Problem details:
Check every line below for the word "JSON" and show those that hold it.

>> Begin Record list

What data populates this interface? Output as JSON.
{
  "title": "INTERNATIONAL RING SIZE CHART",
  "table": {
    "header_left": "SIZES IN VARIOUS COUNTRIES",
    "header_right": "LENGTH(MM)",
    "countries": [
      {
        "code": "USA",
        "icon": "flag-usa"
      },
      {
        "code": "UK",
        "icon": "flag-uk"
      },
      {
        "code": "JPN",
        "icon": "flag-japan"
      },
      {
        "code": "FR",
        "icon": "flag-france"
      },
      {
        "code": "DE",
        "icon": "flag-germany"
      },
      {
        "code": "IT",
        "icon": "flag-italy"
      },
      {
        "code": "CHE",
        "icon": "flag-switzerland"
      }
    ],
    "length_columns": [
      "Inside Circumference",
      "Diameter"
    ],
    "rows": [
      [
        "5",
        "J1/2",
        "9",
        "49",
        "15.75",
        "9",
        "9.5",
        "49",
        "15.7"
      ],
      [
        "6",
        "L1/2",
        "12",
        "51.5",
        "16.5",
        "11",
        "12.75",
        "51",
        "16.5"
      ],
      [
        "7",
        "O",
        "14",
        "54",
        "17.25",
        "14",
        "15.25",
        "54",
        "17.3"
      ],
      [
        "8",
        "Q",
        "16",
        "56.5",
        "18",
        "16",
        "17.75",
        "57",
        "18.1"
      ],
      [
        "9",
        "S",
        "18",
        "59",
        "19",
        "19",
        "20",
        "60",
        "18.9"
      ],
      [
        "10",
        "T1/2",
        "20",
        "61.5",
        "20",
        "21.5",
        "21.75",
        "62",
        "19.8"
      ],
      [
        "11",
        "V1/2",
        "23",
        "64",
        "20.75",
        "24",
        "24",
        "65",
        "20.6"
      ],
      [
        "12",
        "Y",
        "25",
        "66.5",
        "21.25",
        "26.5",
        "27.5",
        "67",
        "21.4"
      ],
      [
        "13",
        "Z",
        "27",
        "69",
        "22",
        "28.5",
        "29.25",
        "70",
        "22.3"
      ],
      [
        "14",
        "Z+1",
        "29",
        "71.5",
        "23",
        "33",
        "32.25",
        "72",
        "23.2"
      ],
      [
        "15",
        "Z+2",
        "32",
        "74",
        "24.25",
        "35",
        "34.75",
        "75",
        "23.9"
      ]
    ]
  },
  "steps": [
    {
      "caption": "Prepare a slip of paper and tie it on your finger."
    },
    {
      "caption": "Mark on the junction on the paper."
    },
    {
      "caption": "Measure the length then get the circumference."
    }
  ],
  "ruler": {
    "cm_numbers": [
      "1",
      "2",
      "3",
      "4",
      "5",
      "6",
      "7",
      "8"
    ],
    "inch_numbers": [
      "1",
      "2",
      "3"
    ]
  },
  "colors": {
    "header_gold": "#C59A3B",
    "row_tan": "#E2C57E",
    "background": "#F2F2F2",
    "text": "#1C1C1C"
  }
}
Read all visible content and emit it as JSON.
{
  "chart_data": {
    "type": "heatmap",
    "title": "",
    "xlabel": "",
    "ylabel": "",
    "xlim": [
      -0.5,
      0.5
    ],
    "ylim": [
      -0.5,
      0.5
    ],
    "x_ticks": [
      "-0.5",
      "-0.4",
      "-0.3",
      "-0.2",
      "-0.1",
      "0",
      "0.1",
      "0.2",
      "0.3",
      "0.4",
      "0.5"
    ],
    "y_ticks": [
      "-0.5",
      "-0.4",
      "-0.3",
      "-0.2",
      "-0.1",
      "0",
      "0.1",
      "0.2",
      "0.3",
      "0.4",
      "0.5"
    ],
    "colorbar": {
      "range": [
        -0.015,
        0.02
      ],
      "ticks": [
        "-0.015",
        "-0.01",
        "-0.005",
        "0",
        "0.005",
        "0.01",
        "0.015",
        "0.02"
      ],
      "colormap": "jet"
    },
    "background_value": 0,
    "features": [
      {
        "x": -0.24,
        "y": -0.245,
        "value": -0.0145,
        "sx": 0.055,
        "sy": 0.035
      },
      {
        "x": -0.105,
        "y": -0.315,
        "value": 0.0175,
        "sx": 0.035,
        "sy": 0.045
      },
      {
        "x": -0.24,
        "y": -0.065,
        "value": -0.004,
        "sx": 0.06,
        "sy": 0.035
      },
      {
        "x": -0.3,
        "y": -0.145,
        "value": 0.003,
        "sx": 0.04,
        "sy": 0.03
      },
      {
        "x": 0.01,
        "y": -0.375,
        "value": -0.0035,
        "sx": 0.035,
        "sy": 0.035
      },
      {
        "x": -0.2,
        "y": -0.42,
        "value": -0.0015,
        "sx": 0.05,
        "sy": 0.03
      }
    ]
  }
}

>> End Record list

Written reply:
What data populates this interface? Output as JSON.
Read all visible content and emit it as JSON.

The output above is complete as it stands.